- Requirement: Copy all lines of the listing that include the string "value".

__________________________________________________

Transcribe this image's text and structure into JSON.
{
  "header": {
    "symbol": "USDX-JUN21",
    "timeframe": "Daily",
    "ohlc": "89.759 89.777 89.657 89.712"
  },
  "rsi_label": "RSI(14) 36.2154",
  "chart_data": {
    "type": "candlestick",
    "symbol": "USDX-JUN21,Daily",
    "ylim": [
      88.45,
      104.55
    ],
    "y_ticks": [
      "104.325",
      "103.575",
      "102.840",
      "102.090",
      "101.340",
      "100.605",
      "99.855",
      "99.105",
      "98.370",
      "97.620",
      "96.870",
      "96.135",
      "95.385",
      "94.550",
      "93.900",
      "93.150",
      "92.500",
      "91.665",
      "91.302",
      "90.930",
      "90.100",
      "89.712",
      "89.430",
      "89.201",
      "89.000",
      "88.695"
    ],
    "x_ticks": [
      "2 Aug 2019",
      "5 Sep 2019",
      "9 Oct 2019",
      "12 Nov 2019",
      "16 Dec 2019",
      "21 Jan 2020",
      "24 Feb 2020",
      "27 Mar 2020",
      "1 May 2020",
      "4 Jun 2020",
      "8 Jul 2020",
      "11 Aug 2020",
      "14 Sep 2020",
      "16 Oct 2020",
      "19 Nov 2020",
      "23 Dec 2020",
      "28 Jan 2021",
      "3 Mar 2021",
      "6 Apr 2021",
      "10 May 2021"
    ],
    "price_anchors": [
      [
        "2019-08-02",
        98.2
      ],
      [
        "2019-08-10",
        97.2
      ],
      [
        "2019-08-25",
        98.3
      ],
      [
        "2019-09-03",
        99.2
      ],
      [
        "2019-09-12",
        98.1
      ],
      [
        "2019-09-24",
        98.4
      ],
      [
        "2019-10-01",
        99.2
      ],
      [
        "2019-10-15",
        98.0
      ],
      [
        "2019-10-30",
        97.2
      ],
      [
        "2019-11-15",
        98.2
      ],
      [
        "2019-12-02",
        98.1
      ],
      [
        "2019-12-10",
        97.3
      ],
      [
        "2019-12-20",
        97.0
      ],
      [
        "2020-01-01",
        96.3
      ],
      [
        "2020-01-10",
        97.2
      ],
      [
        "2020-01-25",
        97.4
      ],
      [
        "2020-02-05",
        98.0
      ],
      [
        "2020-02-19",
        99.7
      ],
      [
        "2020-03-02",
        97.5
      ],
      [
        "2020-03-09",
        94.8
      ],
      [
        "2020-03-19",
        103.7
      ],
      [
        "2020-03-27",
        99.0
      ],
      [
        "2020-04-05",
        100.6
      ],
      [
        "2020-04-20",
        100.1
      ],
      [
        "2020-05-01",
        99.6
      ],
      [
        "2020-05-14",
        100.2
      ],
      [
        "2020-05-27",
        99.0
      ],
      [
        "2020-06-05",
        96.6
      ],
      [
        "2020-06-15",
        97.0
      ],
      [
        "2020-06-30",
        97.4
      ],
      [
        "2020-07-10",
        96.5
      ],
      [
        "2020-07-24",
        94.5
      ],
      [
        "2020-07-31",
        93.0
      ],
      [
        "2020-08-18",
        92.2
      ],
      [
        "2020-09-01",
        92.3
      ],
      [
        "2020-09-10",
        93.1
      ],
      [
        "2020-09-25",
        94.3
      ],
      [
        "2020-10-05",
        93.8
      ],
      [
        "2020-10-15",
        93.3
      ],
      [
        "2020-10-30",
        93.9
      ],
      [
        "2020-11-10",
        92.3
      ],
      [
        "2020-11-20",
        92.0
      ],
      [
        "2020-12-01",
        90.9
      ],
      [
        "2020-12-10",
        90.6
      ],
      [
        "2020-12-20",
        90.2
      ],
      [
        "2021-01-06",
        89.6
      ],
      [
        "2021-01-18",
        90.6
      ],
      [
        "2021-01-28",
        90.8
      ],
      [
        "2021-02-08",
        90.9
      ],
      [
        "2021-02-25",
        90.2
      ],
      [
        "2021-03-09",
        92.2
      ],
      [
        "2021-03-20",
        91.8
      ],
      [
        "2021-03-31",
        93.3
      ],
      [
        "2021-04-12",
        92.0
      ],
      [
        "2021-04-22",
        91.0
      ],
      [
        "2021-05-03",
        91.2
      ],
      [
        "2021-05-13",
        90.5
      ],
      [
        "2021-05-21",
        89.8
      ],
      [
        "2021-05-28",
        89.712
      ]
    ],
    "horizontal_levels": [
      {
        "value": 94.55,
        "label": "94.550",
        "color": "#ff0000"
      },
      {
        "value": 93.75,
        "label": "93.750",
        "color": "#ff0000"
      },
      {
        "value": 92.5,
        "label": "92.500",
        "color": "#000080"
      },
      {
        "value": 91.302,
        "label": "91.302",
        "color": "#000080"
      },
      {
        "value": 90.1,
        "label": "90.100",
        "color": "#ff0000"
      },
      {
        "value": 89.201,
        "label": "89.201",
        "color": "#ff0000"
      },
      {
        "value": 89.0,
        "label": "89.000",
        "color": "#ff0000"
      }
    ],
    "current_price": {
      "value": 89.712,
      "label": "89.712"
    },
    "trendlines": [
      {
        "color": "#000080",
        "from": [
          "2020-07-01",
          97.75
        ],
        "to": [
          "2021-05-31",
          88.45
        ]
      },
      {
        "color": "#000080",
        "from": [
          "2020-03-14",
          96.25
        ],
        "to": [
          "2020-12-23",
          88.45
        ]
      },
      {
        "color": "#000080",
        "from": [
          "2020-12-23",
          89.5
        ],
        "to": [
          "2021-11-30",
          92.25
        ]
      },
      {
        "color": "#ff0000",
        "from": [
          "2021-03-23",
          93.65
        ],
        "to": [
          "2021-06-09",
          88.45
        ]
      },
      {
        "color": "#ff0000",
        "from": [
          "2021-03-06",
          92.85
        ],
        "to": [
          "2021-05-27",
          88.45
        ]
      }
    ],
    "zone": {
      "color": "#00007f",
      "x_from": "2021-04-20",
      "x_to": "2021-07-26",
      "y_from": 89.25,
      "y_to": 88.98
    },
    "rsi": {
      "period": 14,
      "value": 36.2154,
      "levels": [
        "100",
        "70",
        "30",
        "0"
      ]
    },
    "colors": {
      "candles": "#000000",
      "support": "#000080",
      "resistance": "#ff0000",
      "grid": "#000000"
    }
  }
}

__________________________________________________

- Worked answer:
        "value": 94.55,
        "value": 93.75,
        "value": 92.5,
        "value": 91.302,
        "value": 90.1,
        "value": 89.201,
        "value": 89.0,
      "value": 89.712,
      "value": 36.2154,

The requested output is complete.